- [Task] Copy each line with the word "طارق" in it.

- [Information given]
━━━

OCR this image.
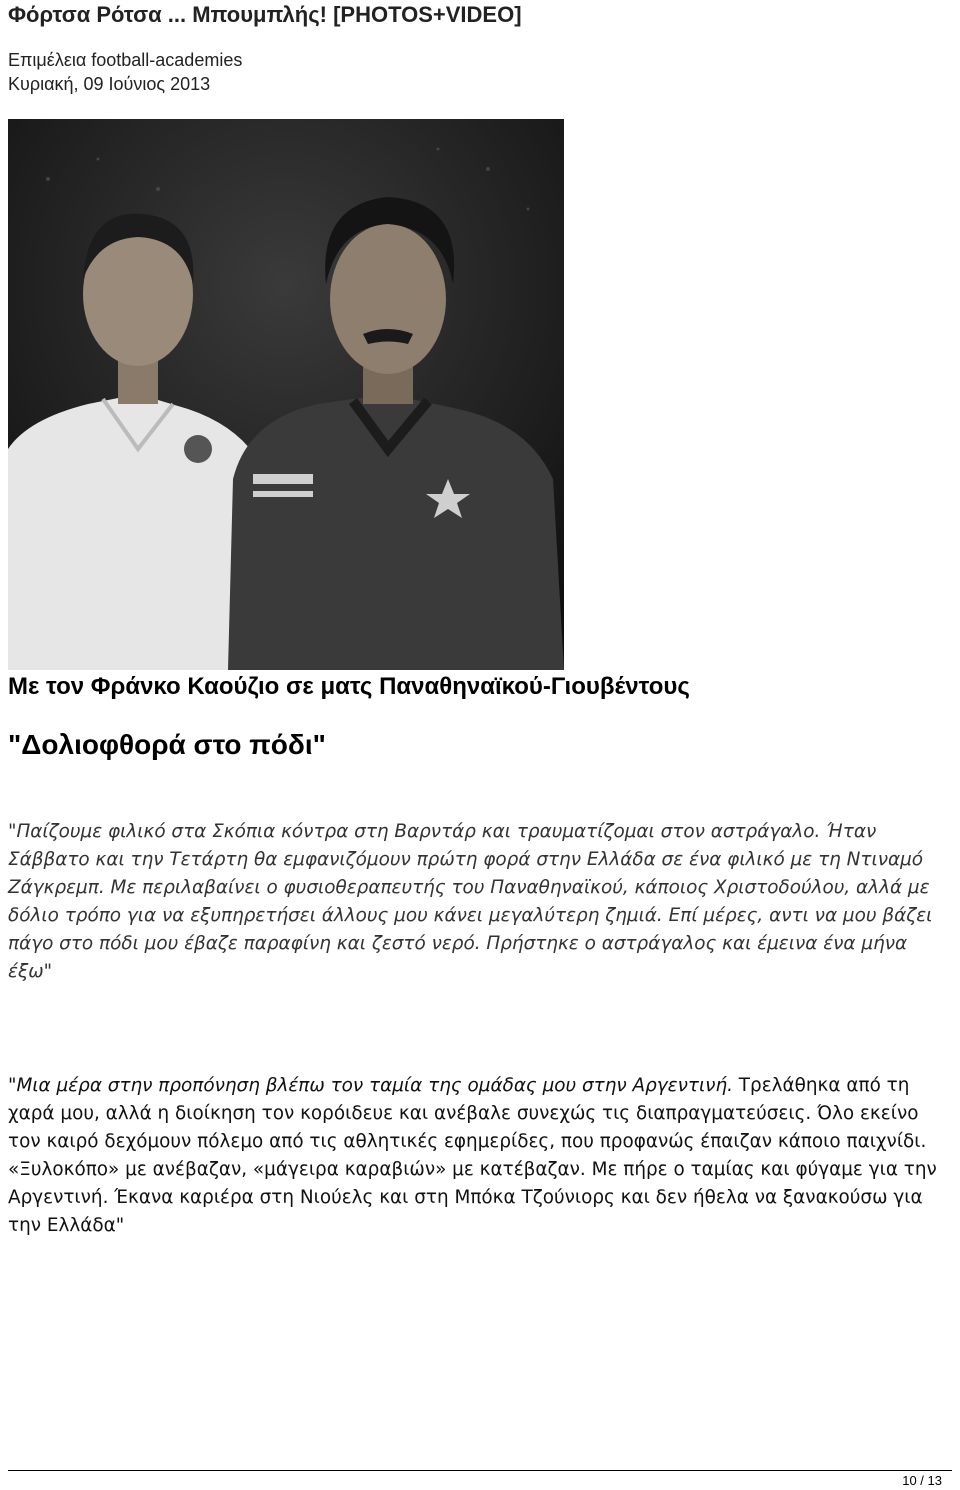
Φόρτσα Ρότσα ... Μπουμπλής! [PHOTOS+VIDEO]
Επιμέλεια football-academies
Κυριακή, 09 Ιούνιος 2013
Με τον Φράνκο Καούζιο σε ματς Παναθηναϊκού-Γιουβέντους
"Δολιοφθορά στο πόδι"

"Παίζουμε φιλικό στα Σκόπια κόντρα στη Βαρντάρ και τραυματίζομαι στον αστράγαλο. Ήταν Σάββατο και την Τετάρτη θα εμφανιζόμουν πρώτη φορά στην Ελλάδα σε ένα φιλικό με τη Ντιναμό Ζάγκρεμπ. Με περιλαβαίνει ο φυσιοθεραπευτής του Παναθηναϊκού, κάποιος Χριστοδούλου, αλλά με δόλιο τρόπο για να εξυπηρετήσει άλλους μου κάνει μεγαλύτερη ζημιά. Επί μέρες, αντι να μου βάζει πάγο στο πόδι μου έβαζε παραφίνη και ζεστό νερό. Πρήστηκε ο αστράγαλος και έμεινα ένα μήνα έξω"

"Μια μέρα στην προπόνηση βλέπω τον ταμία της ομάδας μου στην Αργεντινή. Τρελάθηκα από τη χαρά μου, αλλά η διοίκηση τον κορόιδευε και ανέβαλε συνεχώς τις διαπραγματεύσεις. Όλο εκείνο τον καιρό δεχόμουν πόλεμο από τις αθλητικές εφημερίδες, που προφανώς έπαιζαν κάποιο παιχνίδι. «Ξυλοκόπο» με ανέβαζαν, «μάγειρα καραβιών» με κατέβαζαν. Με πήρε ο ταμίας και φύγαμε για την Αργεντινή. Έκανα καριέρα στη Νιούελς και στη Μπόκα Τζούνιορς και δεν ήθελα να ξανακούσω για την Ελλάδα"

10 / 13
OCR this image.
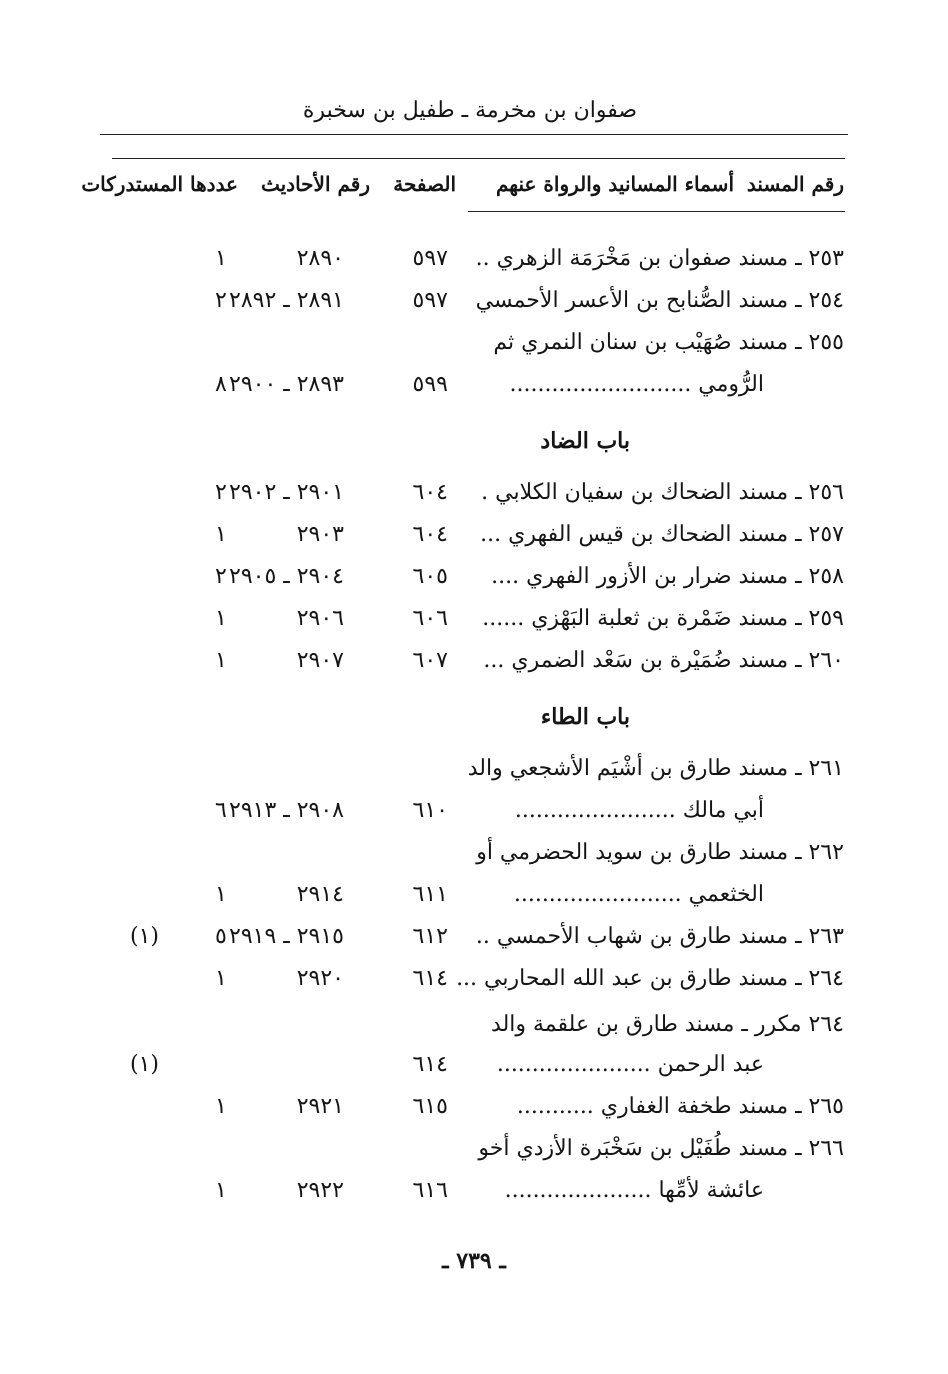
صفوان بن مخرمة ـ طفيل بن سخبرة
رقم المسند
أسماء المسانيد والرواة عنهم
الصفحة
رقم الأحاديث
عددها المستدركات
٢٥٣ ـ مسند صفوان بن مَخْرَمَة الزهري ..
٥٩٧
٢٨٩٠
١
٢٥٤ ـ مسند الصُّنابح بن الأعسر الأحمسي
٥٩٧
٢٨٩١ ـ ٢٨٩٢
٢
٢٥٥ ـ مسند صُهَيْب بن سنان النمري ثم
الرُّومي ..........................
٥٩٩
٢٨٩٣ ـ ٢٩٠٠
٨
باب الضاد
٢٥٦ ـ مسند الضحاك بن سفيان الكلابي .
٦٠٤
٢٩٠١ ـ ٢٩٠٢
٢
٢٥٧ ـ مسند الضحاك بن قيس الفهري ...
٦٠٤
٢٩٠٣
١
٢٥٨ ـ مسند ضرار بن الأزور الفهري ....
٦٠٥
٢٩٠٤ ـ ٢٩٠٥
٢
٢٥٩ ـ مسند ضَمْرة بن ثعلبة البَهْزي ......
٦٠٦
٢٩٠٦
١
٢٦٠ ـ مسند ضُمَيْرة بن سَعْد الضمري ...
٦٠٧
٢٩٠٧
١
باب الطاء
٢٦١ ـ مسند طارق بن أشْيَم الأشجعي والد
أبي مالك .......................
٦١٠
٢٩٠٨ ـ ٢٩١٣
٦
٢٦٢ ـ مسند طارق بن سويد الحضرمي أو
الخثعمي ........................
٦١١
٢٩١٤
١
٢٦٣ ـ مسند طارق بن شهاب الأحمسي ..
٦١٢
٢٩١٥ ـ ٢٩١٩
٥
(١)
٢٦٤ ـ مسند طارق بن عبد الله المحاربي ...
٦١٤
٢٩٢٠
١
٢٦٤ مكرر ـ مسند طارق بن علقمة والد
عبد الرحمن ......................
٦١٤
(١)
٢٦٥ ـ مسند طخفة الغفاري ...........
٦١٥
٢٩٢١
١
٢٦٦ ـ مسند طُفَيْل بن سَخْبَرة الأزدي أخو
عائشة لأمِّها .....................
٦١٦
٢٩٢٢
١
ـ ٧٣٩ ـ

━━━

- [Result]
٢٦١ ـ مسند طارق بن أشْيَم الأشجعي والد
٢٦٢ ـ مسند طارق بن سويد الحضرمي أو
٢٦٣ ـ مسند طارق بن شهاب الأحمسي ..
٢٦٤ ـ مسند طارق بن عبد الله المحاربي ...
٢٦٤ مكرر ـ مسند طارق بن علقمة والد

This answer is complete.